* _Set exercise_: Write the number of lines holding the word "optimization", and nothing else.

■ ■ ■ ■ ■

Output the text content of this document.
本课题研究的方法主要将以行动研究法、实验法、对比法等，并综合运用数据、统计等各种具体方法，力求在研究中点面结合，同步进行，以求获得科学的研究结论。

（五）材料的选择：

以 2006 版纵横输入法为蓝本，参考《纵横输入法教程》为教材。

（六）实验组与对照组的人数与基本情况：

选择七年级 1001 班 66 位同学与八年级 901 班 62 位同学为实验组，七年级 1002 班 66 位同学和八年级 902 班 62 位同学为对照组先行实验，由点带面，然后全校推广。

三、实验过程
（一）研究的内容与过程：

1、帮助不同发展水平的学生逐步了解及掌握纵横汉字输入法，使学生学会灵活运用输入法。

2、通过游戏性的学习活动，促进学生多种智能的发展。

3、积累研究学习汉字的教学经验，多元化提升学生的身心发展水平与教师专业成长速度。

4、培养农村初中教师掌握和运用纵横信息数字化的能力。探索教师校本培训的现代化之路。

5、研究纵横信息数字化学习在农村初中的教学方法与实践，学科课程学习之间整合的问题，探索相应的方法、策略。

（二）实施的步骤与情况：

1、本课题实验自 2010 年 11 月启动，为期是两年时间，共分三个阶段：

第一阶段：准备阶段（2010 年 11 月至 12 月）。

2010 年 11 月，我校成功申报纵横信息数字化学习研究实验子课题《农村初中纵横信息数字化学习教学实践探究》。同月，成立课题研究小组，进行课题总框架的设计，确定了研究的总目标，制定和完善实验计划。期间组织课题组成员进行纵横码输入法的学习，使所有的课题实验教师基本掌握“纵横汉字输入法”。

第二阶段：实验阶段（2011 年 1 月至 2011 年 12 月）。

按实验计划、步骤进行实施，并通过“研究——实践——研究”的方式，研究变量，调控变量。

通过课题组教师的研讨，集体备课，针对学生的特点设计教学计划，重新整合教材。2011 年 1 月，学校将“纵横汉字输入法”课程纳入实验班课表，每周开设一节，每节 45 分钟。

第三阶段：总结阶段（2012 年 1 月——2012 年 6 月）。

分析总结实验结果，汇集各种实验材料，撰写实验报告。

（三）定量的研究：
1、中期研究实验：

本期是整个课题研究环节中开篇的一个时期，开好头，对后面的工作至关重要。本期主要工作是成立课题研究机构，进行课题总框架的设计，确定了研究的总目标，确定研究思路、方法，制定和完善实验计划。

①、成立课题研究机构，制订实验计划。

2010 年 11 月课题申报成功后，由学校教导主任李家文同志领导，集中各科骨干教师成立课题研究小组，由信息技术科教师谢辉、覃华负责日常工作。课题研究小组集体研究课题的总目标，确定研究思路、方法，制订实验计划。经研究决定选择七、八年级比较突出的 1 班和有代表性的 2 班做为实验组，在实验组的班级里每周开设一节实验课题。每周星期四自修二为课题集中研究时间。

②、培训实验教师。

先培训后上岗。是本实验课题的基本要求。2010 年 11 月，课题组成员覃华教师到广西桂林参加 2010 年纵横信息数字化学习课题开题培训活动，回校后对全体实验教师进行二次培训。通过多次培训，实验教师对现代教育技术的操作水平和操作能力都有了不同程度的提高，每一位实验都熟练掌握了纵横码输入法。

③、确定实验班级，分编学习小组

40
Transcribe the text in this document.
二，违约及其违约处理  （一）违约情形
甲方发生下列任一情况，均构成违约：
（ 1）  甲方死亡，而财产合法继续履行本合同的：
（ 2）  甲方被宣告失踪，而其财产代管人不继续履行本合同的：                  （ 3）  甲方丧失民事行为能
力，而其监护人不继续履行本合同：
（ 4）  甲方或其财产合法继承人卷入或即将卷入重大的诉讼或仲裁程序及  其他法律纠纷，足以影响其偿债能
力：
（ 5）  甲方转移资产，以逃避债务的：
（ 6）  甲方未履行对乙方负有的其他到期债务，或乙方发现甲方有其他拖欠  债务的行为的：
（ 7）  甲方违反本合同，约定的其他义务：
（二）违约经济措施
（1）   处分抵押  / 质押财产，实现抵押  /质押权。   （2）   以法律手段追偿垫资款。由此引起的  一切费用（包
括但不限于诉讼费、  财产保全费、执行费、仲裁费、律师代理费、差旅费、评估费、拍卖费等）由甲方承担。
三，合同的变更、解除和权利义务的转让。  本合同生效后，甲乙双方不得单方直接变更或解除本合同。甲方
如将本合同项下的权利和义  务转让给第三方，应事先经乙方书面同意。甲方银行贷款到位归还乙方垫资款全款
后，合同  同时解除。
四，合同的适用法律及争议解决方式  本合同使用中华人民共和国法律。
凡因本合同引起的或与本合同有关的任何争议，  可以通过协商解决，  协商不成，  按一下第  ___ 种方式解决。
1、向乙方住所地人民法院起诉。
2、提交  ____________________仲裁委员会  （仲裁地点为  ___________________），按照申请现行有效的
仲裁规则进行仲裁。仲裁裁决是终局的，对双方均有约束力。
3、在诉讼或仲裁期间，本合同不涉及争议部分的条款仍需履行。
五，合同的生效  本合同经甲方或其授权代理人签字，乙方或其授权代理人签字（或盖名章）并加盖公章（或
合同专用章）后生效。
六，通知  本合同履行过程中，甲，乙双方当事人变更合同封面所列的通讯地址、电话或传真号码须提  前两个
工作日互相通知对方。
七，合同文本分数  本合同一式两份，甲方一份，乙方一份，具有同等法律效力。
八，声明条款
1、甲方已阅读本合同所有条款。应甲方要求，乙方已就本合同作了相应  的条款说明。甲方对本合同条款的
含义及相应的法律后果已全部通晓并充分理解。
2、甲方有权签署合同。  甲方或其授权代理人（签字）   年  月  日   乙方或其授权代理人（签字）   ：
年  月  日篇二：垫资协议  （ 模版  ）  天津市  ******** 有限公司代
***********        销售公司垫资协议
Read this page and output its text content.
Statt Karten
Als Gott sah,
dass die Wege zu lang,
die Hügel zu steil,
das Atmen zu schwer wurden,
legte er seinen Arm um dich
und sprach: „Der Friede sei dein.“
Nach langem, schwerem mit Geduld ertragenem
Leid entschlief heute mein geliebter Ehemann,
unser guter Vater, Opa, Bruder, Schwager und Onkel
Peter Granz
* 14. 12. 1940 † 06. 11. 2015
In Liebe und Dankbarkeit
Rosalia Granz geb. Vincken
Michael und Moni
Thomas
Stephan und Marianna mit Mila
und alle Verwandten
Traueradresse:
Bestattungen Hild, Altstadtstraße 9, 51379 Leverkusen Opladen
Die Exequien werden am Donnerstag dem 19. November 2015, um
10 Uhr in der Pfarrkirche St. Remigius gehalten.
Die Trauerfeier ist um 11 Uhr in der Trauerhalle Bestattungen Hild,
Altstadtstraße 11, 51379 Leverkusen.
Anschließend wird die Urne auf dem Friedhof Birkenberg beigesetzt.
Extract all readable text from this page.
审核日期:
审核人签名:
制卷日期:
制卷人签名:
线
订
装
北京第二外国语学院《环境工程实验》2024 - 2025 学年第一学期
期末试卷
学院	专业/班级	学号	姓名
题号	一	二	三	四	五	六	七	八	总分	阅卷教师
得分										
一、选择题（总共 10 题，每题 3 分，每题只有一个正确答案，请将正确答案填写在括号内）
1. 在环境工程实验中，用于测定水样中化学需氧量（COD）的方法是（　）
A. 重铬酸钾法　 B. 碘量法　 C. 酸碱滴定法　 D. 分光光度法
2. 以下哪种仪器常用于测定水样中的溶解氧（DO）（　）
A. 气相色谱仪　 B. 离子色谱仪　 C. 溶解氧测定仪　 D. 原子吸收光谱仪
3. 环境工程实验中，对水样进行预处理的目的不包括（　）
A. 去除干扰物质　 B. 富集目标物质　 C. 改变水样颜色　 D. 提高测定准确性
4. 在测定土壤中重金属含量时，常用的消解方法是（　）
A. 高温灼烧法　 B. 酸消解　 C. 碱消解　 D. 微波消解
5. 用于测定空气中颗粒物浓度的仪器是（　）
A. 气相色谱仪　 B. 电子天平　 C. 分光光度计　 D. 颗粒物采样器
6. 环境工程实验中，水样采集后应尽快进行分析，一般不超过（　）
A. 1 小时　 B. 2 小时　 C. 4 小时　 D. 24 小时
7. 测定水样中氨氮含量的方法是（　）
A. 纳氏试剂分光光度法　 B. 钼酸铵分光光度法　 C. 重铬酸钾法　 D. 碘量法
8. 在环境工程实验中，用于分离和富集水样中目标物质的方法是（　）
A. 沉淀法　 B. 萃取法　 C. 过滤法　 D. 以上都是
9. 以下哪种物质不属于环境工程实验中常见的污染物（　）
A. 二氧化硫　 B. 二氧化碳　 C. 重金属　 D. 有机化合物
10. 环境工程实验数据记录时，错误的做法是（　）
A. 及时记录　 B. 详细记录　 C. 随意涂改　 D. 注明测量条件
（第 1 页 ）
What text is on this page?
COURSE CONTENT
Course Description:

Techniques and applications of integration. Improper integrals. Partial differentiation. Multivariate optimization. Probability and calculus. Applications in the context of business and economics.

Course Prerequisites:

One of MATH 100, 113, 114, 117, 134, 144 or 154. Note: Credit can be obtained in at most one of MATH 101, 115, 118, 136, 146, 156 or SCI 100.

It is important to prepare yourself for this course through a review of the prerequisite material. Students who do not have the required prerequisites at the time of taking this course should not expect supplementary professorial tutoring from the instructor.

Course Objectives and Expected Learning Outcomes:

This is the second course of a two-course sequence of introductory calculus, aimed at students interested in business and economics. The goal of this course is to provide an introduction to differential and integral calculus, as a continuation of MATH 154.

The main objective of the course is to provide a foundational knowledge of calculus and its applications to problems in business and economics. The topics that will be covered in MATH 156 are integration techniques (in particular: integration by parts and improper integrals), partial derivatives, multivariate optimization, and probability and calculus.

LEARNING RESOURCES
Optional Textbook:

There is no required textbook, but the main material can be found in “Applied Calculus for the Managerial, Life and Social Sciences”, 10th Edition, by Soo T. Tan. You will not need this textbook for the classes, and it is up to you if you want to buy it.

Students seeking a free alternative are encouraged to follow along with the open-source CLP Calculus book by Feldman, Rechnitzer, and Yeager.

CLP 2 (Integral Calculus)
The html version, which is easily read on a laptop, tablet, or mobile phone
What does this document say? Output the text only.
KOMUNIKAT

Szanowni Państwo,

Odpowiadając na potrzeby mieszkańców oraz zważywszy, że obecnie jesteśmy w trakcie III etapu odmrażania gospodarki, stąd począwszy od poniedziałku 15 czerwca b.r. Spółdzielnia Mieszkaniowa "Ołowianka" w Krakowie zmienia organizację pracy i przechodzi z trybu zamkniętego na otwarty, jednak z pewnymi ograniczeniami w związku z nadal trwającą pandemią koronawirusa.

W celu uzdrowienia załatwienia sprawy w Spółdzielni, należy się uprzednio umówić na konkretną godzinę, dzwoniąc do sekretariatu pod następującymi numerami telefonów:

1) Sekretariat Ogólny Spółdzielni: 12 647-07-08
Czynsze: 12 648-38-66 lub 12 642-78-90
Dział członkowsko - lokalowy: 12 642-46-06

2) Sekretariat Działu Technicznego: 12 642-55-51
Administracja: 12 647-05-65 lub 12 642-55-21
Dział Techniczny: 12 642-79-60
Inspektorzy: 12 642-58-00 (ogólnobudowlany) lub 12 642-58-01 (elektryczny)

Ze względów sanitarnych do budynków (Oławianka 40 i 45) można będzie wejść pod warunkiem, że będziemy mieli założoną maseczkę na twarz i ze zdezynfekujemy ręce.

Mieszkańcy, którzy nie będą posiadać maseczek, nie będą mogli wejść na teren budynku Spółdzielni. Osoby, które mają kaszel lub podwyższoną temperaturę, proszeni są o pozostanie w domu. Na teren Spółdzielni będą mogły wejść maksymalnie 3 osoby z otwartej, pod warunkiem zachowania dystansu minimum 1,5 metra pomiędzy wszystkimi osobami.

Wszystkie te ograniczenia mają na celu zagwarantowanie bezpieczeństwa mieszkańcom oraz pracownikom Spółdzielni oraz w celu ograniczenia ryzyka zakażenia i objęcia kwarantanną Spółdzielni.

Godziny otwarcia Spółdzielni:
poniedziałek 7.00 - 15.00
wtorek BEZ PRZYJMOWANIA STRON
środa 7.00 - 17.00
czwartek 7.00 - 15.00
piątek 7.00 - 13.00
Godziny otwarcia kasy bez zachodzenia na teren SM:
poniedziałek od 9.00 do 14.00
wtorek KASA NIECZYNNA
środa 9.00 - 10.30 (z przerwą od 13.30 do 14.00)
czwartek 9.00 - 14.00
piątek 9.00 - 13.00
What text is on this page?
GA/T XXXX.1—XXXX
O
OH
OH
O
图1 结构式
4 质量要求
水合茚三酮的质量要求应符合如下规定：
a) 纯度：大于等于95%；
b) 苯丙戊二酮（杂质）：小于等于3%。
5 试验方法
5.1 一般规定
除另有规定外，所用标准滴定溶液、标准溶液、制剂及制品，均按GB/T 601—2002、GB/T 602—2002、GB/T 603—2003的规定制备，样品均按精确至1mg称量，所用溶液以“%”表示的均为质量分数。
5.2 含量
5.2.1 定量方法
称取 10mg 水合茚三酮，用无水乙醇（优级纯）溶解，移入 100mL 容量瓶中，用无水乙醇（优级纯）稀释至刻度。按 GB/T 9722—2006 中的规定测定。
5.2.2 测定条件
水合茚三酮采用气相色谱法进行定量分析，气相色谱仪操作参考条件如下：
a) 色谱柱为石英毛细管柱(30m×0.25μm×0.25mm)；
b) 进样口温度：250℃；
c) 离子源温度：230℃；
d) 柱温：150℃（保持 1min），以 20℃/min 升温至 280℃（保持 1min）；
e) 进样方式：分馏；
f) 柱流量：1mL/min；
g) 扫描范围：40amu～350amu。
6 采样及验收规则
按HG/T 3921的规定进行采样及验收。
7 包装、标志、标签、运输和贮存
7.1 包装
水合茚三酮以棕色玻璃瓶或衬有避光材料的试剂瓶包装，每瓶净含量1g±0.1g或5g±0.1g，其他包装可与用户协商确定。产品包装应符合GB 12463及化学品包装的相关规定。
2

■ ■ ■ ■ ■

* _Answer to this task_: 2